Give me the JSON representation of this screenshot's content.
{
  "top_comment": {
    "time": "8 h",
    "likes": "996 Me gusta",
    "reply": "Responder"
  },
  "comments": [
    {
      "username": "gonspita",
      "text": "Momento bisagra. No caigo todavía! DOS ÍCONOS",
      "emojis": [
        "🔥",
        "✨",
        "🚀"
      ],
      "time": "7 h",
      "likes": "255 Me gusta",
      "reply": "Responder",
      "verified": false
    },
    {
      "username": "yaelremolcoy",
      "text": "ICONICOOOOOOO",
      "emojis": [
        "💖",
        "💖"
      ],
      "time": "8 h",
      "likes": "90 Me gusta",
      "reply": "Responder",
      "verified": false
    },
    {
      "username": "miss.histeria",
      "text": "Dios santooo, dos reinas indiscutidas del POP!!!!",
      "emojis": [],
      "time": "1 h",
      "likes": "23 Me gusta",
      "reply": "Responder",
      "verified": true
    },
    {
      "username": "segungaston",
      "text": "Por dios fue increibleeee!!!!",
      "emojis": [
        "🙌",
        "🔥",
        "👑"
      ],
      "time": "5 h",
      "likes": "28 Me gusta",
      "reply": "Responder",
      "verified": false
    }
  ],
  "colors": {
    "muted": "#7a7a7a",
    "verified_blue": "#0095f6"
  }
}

+---+

(Exercise task) Copy out the full set of records precisely, leaving nothing out.

(Task answer)
Give me the JSON representation of this screenshot's content.
{
  "top_comment": {
    "time": "8 h",
    "likes": "996 Me gusta",
    "reply": "Responder"
  },
  "comments": [
    {
      "username": "gonspita",
      "text": "Momento bisagra. No caigo todavía! DOS ÍCONOS",
      "emojis": [
        "🔥",
        "✨",
        "🚀"
      ],
      "time": "7 h",
      "likes": "255 Me gusta",
      "reply": "Responder",
      "verified": false
    },
    {
      "username": "yaelremolcoy",
      "text": "ICONICOOOOOOO",
      "emojis": [
        "💖",
        "💖"
      ],
      "time": "8 h",
      "likes": "90 Me gusta",
      "reply": "Responder",
      "verified": false
    },
    {
      "username": "miss.histeria",
      "text": "Dios santooo, dos reinas indiscutidas del POP!!!!",
      "emojis": [],
      "time": "1 h",
      "likes": "23 Me gusta",
      "reply": "Responder",
      "verified": true
    },
    {
      "username": "segungaston",
      "text": "Por dios fue increibleeee!!!!",
      "emojis": [
        "🙌",
        "🔥",
        "👑"
      ],
      "time": "5 h",
      "likes": "28 Me gusta",
      "reply": "Responder",
      "verified": false
    }
  ],
  "colors": {
    "muted": "#7a7a7a",
    "verified_blue": "#0095f6"
  }
}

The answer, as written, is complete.